EXERCISE DETAILS: Only lines with the word "水电等机组承担" are needed; collect each of them from the listing below.

RECORDS FOR THE TASK:

^^^^^^^^

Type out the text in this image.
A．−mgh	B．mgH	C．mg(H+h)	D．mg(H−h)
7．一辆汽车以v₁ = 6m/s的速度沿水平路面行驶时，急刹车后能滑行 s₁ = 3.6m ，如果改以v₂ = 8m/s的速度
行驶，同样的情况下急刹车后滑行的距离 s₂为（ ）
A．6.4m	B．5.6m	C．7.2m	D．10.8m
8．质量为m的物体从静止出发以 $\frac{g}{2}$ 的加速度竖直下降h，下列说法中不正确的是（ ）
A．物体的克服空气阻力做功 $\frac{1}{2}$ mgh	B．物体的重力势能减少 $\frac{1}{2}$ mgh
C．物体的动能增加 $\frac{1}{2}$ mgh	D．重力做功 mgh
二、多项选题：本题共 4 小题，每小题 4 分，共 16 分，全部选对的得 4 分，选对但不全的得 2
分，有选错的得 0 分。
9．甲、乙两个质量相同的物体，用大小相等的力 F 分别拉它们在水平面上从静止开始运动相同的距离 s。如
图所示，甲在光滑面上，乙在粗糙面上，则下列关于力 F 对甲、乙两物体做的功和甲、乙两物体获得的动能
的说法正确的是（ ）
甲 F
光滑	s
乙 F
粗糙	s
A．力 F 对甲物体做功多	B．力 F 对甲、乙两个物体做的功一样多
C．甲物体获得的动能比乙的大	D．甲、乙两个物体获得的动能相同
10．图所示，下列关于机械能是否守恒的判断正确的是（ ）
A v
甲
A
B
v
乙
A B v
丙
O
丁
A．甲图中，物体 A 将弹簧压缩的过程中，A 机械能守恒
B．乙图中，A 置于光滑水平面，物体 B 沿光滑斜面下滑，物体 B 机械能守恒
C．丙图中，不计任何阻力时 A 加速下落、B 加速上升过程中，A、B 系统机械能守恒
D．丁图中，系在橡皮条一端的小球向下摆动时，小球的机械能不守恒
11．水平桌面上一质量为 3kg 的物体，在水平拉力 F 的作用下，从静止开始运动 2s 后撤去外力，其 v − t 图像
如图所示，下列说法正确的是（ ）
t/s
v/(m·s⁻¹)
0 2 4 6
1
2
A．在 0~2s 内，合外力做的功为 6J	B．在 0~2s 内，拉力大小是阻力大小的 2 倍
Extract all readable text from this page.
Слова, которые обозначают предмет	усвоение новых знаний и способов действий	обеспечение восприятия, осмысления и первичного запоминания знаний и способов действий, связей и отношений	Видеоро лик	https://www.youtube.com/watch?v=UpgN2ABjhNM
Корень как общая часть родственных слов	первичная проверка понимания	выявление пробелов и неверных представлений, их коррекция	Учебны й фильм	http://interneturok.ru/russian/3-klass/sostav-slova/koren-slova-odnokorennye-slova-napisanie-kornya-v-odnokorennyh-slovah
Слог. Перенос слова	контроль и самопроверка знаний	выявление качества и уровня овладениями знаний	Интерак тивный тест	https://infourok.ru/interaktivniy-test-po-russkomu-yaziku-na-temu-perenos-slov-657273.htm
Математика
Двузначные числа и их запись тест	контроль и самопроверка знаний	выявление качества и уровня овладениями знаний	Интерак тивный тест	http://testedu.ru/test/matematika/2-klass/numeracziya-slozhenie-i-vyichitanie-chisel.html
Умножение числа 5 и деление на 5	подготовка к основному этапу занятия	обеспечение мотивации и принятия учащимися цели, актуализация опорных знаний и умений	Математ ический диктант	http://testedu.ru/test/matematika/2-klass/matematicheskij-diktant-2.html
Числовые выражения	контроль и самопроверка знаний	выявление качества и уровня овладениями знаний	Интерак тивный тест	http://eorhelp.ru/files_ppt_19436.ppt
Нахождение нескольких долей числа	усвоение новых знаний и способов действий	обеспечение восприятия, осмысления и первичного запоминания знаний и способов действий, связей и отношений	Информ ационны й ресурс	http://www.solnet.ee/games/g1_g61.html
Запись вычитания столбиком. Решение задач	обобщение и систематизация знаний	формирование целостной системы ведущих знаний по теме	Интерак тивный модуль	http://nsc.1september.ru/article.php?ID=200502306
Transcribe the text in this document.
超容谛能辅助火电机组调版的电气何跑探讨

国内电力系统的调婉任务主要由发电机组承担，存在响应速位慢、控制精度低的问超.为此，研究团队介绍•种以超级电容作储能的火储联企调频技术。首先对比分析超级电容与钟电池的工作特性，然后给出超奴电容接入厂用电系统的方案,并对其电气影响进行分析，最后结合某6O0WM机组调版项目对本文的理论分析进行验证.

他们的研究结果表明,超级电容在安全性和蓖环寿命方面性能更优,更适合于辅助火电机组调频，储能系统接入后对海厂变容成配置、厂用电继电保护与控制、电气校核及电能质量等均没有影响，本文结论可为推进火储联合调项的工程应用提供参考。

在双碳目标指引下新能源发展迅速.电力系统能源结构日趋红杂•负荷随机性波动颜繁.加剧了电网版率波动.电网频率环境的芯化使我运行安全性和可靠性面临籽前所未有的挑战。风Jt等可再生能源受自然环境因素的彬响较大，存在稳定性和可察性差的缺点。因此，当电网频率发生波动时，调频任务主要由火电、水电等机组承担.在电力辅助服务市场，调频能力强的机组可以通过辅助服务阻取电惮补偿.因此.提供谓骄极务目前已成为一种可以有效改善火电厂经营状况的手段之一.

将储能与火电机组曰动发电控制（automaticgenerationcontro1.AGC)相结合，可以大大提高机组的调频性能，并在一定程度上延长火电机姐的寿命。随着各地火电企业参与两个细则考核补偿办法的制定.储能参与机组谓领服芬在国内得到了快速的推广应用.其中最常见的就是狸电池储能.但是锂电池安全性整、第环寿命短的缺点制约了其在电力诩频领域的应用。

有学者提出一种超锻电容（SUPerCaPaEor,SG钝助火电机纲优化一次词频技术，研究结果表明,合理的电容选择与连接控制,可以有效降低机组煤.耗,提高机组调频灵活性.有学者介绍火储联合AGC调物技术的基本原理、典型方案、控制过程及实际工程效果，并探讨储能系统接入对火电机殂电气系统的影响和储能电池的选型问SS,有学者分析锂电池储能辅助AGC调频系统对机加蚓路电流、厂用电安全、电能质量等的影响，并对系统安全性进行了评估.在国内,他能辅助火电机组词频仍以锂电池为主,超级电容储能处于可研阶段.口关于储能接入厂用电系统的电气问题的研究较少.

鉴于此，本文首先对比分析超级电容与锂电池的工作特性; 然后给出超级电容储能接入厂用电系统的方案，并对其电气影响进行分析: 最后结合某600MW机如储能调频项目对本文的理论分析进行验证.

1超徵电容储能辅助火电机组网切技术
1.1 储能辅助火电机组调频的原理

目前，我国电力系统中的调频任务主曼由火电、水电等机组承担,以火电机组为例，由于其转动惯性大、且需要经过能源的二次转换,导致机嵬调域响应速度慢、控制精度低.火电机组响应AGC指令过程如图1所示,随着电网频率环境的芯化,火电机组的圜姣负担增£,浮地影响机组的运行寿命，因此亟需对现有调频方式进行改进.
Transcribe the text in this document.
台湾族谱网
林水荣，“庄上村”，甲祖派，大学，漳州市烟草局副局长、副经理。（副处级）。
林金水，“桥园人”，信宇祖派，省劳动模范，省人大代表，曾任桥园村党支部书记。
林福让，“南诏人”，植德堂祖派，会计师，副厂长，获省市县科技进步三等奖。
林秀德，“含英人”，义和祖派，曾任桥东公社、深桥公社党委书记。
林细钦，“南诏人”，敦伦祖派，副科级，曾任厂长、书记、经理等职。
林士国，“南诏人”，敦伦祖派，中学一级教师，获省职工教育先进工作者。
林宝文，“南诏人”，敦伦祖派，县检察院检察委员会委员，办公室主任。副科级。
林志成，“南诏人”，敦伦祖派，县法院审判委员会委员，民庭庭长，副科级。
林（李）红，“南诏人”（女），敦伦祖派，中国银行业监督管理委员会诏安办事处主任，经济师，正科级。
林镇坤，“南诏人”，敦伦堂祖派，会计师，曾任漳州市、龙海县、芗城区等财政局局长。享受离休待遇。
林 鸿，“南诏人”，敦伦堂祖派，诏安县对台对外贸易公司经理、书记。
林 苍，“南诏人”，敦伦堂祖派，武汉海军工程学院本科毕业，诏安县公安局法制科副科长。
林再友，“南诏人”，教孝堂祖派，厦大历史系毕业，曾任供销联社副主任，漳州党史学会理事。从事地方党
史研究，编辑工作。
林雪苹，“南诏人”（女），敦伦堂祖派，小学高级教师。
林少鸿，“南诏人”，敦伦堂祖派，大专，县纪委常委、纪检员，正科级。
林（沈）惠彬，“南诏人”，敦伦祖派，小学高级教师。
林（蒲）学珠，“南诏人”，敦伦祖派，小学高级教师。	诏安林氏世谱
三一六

^^^^^^^^

WRITTEN RESPONSE:
在双碳目标指引下新能源发展迅速.电力系统能源结构日趋红杂•负荷随机性波动颜繁.加剧了电网版率波动.电网频率环境的芯化使我运行安全性和可靠性面临籽前所未有的挑战。风Jt等可再生能源受自然环境因素的彬响较大，存在稳定性和可察性差的缺点。因此，当电网频率发生波动时，调频任务主要由火电、水电等机组承担.在电力辅助服务市场，调频能力强的机组可以通过辅助服务阻取电惮补偿.因此.提供谓骄极务目前已成为一种可以有效改善火电厂经营状况的手段之一.
目前，我国电力系统中的调频任务主曼由火电、水电等机组承担,以火电机组为例，由于其转动惯性大、且需要经过能源的二次转换,导致机嵬调域响应速度慢、控制精度低.火电机组响应AGC指令过程如图1所示,随着电网频率环境的芯化,火电机组的圜姣负担增£,浮地影响机组的运行寿命，因此亟需对现有调频方式进行改进.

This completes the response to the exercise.